## Start Data extract
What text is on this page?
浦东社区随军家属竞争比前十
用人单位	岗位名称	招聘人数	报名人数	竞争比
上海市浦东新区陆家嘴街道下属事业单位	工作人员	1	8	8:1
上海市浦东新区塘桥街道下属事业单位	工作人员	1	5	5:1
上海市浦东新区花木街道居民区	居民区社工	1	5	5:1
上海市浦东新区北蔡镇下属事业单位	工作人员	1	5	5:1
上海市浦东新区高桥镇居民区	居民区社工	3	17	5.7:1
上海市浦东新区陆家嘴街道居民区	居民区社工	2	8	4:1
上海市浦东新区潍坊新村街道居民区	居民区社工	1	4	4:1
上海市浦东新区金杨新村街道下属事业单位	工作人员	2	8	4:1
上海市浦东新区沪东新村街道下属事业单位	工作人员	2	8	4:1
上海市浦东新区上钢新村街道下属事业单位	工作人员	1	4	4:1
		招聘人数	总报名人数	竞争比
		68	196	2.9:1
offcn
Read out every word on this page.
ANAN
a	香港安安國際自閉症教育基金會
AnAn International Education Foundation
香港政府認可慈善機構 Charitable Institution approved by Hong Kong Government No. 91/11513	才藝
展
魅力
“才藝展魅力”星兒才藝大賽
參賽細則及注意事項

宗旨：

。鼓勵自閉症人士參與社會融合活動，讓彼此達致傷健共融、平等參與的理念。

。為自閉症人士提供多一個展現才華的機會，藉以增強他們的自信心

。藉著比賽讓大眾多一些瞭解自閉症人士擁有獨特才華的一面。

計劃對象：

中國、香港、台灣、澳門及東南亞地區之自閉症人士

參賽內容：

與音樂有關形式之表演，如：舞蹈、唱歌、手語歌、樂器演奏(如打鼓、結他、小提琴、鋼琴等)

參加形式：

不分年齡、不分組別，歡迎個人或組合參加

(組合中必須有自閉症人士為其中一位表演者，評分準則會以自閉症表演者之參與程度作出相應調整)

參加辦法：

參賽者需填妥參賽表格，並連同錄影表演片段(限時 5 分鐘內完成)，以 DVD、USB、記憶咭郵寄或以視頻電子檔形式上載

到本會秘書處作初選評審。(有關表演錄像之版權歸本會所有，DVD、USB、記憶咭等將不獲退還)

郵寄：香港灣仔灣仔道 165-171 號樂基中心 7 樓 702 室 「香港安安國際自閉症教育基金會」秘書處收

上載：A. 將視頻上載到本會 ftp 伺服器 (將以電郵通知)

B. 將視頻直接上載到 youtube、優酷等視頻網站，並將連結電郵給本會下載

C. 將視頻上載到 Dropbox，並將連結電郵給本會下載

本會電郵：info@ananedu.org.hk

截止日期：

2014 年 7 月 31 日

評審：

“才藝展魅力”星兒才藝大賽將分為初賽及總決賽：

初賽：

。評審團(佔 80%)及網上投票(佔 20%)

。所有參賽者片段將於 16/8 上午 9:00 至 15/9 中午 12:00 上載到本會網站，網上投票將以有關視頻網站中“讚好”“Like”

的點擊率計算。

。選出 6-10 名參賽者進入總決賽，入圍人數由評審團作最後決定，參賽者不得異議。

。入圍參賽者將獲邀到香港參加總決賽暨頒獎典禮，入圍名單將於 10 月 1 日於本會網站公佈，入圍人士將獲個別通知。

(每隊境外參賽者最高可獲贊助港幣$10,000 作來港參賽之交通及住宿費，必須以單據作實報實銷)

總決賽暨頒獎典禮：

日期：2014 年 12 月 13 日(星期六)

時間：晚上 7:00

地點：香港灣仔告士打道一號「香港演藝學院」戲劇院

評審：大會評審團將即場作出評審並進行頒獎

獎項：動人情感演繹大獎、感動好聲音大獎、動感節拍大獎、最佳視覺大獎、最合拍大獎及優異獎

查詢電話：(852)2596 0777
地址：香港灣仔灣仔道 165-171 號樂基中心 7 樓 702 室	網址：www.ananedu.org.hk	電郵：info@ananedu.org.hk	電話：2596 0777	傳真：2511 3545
## End Data extract
◆ What to work on
Retype every record above exactly as written.

◆ Answer to this task
What text is on this page?
浦东社区随军家属竞争比前十
用人单位	岗位名称	招聘人数	报名人数	竞争比
上海市浦东新区陆家嘴街道下属事业单位	工作人员	1	8	8:1
上海市浦东新区塘桥街道下属事业单位	工作人员	1	5	5:1
上海市浦东新区花木街道居民区	居民区社工	1	5	5:1
上海市浦东新区北蔡镇下属事业单位	工作人员	1	5	5:1
上海市浦东新区高桥镇居民区	居民区社工	3	17	5.7:1
上海市浦东新区陆家嘴街道居民区	居民区社工	2	8	4:1
上海市浦东新区潍坊新村街道居民区	居民区社工	1	4	4:1
上海市浦东新区金杨新村街道下属事业单位	工作人员	2	8	4:1
上海市浦东新区沪东新村街道下属事业单位	工作人员	2	8	4:1
上海市浦东新区上钢新村街道下属事业单位	工作人员	1	4	4:1
		招聘人数	总报名人数	竞争比
		68	196	2.9:1
offcn
Read out every word on this page.
ANAN
a	香港安安國際自閉症教育基金會
AnAn International Education Foundation
香港政府認可慈善機構 Charitable Institution approved by Hong Kong Government No. 91/11513	才藝
展
魅力
“才藝展魅力”星兒才藝大賽
參賽細則及注意事項

宗旨：

。鼓勵自閉症人士參與社會融合活動，讓彼此達致傷健共融、平等參與的理念。

。為自閉症人士提供多一個展現才華的機會，藉以增強他們的自信心

。藉著比賽讓大眾多一些瞭解自閉症人士擁有獨特才華的一面。

計劃對象：

中國、香港、台灣、澳門及東南亞地區之自閉症人士

參賽內容：

與音樂有關形式之表演，如：舞蹈、唱歌、手語歌、樂器演奏(如打鼓、結他、小提琴、鋼琴等)

參加形式：

不分年齡、不分組別，歡迎個人或組合參加

(組合中必須有自閉症人士為其中一位表演者，評分準則會以自閉症表演者之參與程度作出相應調整)

參加辦法：

參賽者需填妥參賽表格，並連同錄影表演片段(限時 5 分鐘內完成)，以 DVD、USB、記憶咭郵寄或以視頻電子檔形式上載

到本會秘書處作初選評審。(有關表演錄像之版權歸本會所有，DVD、USB、記憶咭等將不獲退還)

郵寄：香港灣仔灣仔道 165-171 號樂基中心 7 樓 702 室 「香港安安國際自閉症教育基金會」秘書處收

上載：A. 將視頻上載到本會 ftp 伺服器 (將以電郵通知)

B. 將視頻直接上載到 youtube、優酷等視頻網站，並將連結電郵給本會下載

C. 將視頻上載到 Dropbox，並將連結電郵給本會下載

本會電郵：info@ananedu.org.hk

截止日期：

2014 年 7 月 31 日

評審：

“才藝展魅力”星兒才藝大賽將分為初賽及總決賽：

初賽：

。評審團(佔 80%)及網上投票(佔 20%)

。所有參賽者片段將於 16/8 上午 9:00 至 15/9 中午 12:00 上載到本會網站，網上投票將以有關視頻網站中“讚好”“Like”

的點擊率計算。

。選出 6-10 名參賽者進入總決賽，入圍人數由評審團作最後決定，參賽者不得異議。

。入圍參賽者將獲邀到香港參加總決賽暨頒獎典禮，入圍名單將於 10 月 1 日於本會網站公佈，入圍人士將獲個別通知。

(每隊境外參賽者最高可獲贊助港幣$10,000 作來港參賽之交通及住宿費，必須以單據作實報實銷)

總決賽暨頒獎典禮：

日期：2014 年 12 月 13 日(星期六)

時間：晚上 7:00

地點：香港灣仔告士打道一號「香港演藝學院」戲劇院

評審：大會評審團將即場作出評審並進行頒獎

獎項：動人情感演繹大獎、感動好聲音大獎、動感節拍大獎、最佳視覺大獎、最合拍大獎及優異獎

查詢電話：(852)2596 0777
地址：香港灣仔灣仔道 165-171 號樂基中心 7 樓 702 室	網址：www.ananedu.org.hk	電郵：info@ananedu.org.hk	電話：2596 0777	傳真：2511 3545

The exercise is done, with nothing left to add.